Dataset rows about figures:
>>>>>

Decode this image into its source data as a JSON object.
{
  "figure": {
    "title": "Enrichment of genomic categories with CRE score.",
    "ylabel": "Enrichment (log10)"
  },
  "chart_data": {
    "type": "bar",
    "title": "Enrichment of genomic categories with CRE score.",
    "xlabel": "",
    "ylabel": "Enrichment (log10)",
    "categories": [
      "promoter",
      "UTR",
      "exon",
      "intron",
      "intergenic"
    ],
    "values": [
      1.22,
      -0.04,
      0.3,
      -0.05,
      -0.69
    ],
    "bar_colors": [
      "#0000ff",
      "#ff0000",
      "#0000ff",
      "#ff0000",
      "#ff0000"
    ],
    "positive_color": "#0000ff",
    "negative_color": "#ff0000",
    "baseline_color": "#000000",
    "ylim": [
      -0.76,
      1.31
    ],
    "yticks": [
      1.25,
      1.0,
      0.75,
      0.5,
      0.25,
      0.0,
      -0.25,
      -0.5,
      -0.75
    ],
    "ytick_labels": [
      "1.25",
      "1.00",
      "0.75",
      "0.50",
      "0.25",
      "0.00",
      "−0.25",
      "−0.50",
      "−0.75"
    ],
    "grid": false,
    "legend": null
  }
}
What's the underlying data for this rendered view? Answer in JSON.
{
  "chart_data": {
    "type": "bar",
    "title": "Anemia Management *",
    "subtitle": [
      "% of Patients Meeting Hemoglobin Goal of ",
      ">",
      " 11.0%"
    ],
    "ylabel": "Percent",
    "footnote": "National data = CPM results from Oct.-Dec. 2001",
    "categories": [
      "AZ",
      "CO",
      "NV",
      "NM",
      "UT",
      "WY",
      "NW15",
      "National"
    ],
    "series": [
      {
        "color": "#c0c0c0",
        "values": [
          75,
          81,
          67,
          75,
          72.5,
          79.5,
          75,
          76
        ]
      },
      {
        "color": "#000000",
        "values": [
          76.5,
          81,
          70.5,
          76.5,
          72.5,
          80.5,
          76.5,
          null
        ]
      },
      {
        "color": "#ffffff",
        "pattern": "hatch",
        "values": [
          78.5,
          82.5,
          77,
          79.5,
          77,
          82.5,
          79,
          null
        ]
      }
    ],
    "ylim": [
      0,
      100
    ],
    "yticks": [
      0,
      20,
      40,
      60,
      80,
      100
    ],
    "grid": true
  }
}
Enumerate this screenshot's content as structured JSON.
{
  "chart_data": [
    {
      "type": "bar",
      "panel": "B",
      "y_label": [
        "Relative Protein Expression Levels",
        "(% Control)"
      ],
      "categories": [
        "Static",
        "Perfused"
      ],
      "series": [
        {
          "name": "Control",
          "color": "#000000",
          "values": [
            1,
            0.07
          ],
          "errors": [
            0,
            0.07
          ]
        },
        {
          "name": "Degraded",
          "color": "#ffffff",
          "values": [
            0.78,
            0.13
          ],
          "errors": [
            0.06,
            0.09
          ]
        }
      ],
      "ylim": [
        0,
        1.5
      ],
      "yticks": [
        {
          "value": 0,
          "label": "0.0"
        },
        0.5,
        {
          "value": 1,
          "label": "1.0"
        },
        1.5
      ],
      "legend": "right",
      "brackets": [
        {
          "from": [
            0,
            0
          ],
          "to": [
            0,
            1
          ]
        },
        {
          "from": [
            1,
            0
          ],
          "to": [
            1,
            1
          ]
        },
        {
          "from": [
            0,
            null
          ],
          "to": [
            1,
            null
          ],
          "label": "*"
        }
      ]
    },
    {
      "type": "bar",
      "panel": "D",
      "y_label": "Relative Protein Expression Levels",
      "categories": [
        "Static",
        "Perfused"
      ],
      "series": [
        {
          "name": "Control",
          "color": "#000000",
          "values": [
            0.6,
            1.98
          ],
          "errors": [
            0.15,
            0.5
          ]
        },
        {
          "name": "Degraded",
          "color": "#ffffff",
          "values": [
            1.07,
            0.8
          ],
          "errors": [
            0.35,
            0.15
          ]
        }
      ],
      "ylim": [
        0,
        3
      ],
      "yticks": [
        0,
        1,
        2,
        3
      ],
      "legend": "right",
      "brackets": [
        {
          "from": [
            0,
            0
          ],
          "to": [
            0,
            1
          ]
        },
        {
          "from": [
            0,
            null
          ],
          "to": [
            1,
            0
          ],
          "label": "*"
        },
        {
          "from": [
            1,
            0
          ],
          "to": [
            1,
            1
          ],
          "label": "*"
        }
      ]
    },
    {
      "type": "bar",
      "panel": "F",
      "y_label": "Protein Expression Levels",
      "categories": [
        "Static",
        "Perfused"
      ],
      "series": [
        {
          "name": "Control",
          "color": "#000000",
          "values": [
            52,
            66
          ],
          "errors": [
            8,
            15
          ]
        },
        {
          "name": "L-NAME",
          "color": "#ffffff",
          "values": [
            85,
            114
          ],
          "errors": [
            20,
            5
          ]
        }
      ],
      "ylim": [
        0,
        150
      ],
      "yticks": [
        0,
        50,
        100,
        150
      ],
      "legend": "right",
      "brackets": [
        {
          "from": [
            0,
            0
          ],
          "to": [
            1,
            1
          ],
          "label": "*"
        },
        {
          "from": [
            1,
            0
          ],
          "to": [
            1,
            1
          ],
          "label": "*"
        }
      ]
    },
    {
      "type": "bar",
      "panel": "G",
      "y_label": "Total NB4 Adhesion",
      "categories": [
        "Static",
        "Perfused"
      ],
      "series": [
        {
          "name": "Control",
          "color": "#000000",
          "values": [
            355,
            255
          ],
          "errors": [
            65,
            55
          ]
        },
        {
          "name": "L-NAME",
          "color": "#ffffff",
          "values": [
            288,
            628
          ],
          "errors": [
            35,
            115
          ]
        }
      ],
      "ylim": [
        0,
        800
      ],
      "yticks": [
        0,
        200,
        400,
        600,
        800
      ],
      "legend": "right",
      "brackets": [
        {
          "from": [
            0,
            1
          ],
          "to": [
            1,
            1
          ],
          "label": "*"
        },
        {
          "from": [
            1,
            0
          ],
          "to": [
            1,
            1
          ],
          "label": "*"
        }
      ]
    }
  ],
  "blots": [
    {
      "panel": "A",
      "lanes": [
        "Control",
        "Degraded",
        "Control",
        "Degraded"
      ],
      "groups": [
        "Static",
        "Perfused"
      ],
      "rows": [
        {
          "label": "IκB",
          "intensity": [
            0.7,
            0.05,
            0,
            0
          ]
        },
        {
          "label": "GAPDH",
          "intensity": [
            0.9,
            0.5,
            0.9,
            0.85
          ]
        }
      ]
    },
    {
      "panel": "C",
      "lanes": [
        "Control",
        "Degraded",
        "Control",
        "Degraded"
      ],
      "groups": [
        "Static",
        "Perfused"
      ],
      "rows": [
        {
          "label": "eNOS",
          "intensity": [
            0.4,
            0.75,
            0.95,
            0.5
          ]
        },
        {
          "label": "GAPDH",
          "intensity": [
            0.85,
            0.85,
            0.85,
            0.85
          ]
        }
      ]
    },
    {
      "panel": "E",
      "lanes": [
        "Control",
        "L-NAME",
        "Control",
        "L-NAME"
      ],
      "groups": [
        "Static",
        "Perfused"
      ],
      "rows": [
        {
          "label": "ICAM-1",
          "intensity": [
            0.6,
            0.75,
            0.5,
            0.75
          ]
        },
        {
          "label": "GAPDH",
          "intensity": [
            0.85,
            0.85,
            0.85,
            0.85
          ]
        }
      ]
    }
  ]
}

<<<<<

What needs to be done: Could I ask you to return the records exactly and in full?

Finished exercise:
Decode this image into its source data as a JSON object.
{
  "figure": {
    "title": "Enrichment of genomic categories with CRE score.",
    "ylabel": "Enrichment (log10)"
  },
  "chart_data": {
    "type": "bar",
    "title": "Enrichment of genomic categories with CRE score.",
    "xlabel": "",
    "ylabel": "Enrichment (log10)",
    "categories": [
      "promoter",
      "UTR",
      "exon",
      "intron",
      "intergenic"
    ],
    "values": [
      1.22,
      -0.04,
      0.3,
      -0.05,
      -0.69
    ],
    "bar_colors": [
      "#0000ff",
      "#ff0000",
      "#0000ff",
      "#ff0000",
      "#ff0000"
    ],
    "positive_color": "#0000ff",
    "negative_color": "#ff0000",
    "baseline_color": "#000000",
    "ylim": [
      -0.76,
      1.31
    ],
    "yticks": [
      1.25,
      1.0,
      0.75,
      0.5,
      0.25,
      0.0,
      -0.25,
      -0.5,
      -0.75
    ],
    "ytick_labels": [
      "1.25",
      "1.00",
      "0.75",
      "0.50",
      "0.25",
      "0.00",
      "−0.25",
      "−0.50",
      "−0.75"
    ],
    "grid": false,
    "legend": null
  }
}
What's the underlying data for this rendered view? Answer in JSON.
{
  "chart_data": {
    "type": "bar",
    "title": "Anemia Management *",
    "subtitle": [
      "% of Patients Meeting Hemoglobin Goal of ",
      ">",
      " 11.0%"
    ],
    "ylabel": "Percent",
    "footnote": "National data = CPM results from Oct.-Dec. 2001",
    "categories": [
      "AZ",
      "CO",
      "NV",
      "NM",
      "UT",
      "WY",
      "NW15",
      "National"
    ],
    "series": [
      {
        "color": "#c0c0c0",
        "values": [
          75,
          81,
          67,
          75,
          72.5,
          79.5,
          75,
          76
        ]
      },
      {
        "color": "#000000",
        "values": [
          76.5,
          81,
          70.5,
          76.5,
          72.5,
          80.5,
          76.5,
          null
        ]
      },
      {
        "color": "#ffffff",
        "pattern": "hatch",
        "values": [
          78.5,
          82.5,
          77,
          79.5,
          77,
          82.5,
          79,
          null
        ]
      }
    ],
    "ylim": [
      0,
      100
    ],
    "yticks": [
      0,
      20,
      40,
      60,
      80,
      100
    ],
    "grid": true
  }
}
Enumerate this screenshot's content as structured JSON.
{
  "chart_data": [
    {
      "type": "bar",
      "panel": "B",
      "y_label": [
        "Relative Protein Expression Levels",
        "(% Control)"
      ],
      "categories": [
        "Static",
        "Perfused"
      ],
      "series": [
        {
          "name": "Control",
          "color": "#000000",
          "values": [
            1,
            0.07
          ],
          "errors": [
            0,
            0.07
          ]
        },
        {
          "name": "Degraded",
          "color": "#ffffff",
          "values": [
            0.78,
            0.13
          ],
          "errors": [
            0.06,
            0.09
          ]
        }
      ],
      "ylim": [
        0,
        1.5
      ],
      "yticks": [
        {
          "value": 0,
          "label": "0.0"
        },
        0.5,
        {
          "value": 1,
          "label": "1.0"
        },
        1.5
      ],
      "legend": "right",
      "brackets": [
        {
          "from": [
            0,
            0
          ],
          "to": [
            0,
            1
          ]
        },
        {
          "from": [
            1,
            0
          ],
          "to": [
            1,
            1
          ]
        },
        {
          "from": [
            0,
            null
          ],
          "to": [
            1,
            null
          ],
          "label": "*"
        }
      ]
    },
    {
      "type": "bar",
      "panel": "D",
      "y_label": "Relative Protein Expression Levels",
      "categories": [
        "Static",
        "Perfused"
      ],
      "series": [
        {
          "name": "Control",
          "color": "#000000",
          "values": [
            0.6,
            1.98
          ],
          "errors": [
            0.15,
            0.5
          ]
        },
        {
          "name": "Degraded",
          "color": "#ffffff",
          "values": [
            1.07,
            0.8
          ],
          "errors": [
            0.35,
            0.15
          ]
        }
      ],
      "ylim": [
        0,
        3
      ],
      "yticks": [
        0,
        1,
        2,
        3
      ],
      "legend": "right",
      "brackets": [
        {
          "from": [
            0,
            0
          ],
          "to": [
            0,
            1
          ]
        },
        {
          "from": [
            0,
            null
          ],
          "to": [
            1,
            0
          ],
          "label": "*"
        },
        {
          "from": [
            1,
            0
          ],
          "to": [
            1,
            1
          ],
          "label": "*"
        }
      ]
    },
    {
      "type": "bar",
      "panel": "F",
      "y_label": "Protein Expression Levels",
      "categories": [
        "Static",
        "Perfused"
      ],
      "series": [
        {
          "name": "Control",
          "color": "#000000",
          "values": [
            52,
            66
          ],
          "errors": [
            8,
            15
          ]
        },
        {
          "name": "L-NAME",
          "color": "#ffffff",
          "values": [
            85,
            114
          ],
          "errors": [
            20,
            5
          ]
        }
      ],
      "ylim": [
        0,
        150
      ],
      "yticks": [
        0,
        50,
        100,
        150
      ],
      "legend": "right",
      "brackets": [
        {
          "from": [
            0,
            0
          ],
          "to": [
            1,
            1
          ],
          "label": "*"
        },
        {
          "from": [
            1,
            0
          ],
          "to": [
            1,
            1
          ],
          "label": "*"
        }
      ]
    },
    {
      "type": "bar",
      "panel": "G",
      "y_label": "Total NB4 Adhesion",
      "categories": [
        "Static",
        "Perfused"
      ],
      "series": [
        {
          "name": "Control",
          "color": "#000000",
          "values": [
            355,
            255
          ],
          "errors": [
            65,
            55
          ]
        },
        {
          "name": "L-NAME",
          "color": "#ffffff",
          "values": [
            288,
            628
          ],
          "errors": [
            35,
            115
          ]
        }
      ],
      "ylim": [
        0,
        800
      ],
      "yticks": [
        0,
        200,
        400,
        600,
        800
      ],
      "legend": "right",
      "brackets": [
        {
          "from": [
            0,
            1
          ],
          "to": [
            1,
            1
          ],
          "label": "*"
        },
        {
          "from": [
            1,
            0
          ],
          "to": [
            1,
            1
          ],
          "label": "*"
        }
      ]
    }
  ],
  "blots": [
    {
      "panel": "A",
      "lanes": [
        "Control",
        "Degraded",
        "Control",
        "Degraded"
      ],
      "groups": [
        "Static",
        "Perfused"
      ],
      "rows": [
        {
          "label": "IκB",
          "intensity": [
            0.7,
            0.05,
            0,
            0
          ]
        },
        {
          "label": "GAPDH",
          "intensity": [
            0.9,
            0.5,
            0.9,
            0.85
          ]
        }
      ]
    },
    {
      "panel": "C",
      "lanes": [
        "Control",
        "Degraded",
        "Control",
        "Degraded"
      ],
      "groups": [
        "Static",
        "Perfused"
      ],
      "rows": [
        {
          "label": "eNOS",
          "intensity": [
            0.4,
            0.75,
            0.95,
            0.5
          ]
        },
        {
          "label": "GAPDH",
          "intensity": [
            0.85,
            0.85,
            0.85,
            0.85
          ]
        }
      ]
    },
    {
      "panel": "E",
      "lanes": [
        "Control",
        "L-NAME",
        "Control",
        "L-NAME"
      ],
      "groups": [
        "Static",
        "Perfused"
      ],
      "rows": [
        {
          "label": "ICAM-1",
          "intensity": [
            0.6,
            0.75,
            0.5,
            0.75
          ]
        },
        {
          "label": "GAPDH",
          "intensity": [
            0.85,
            0.85,
            0.85,
            0.85
          ]
        }
      ]
    }
  ]
}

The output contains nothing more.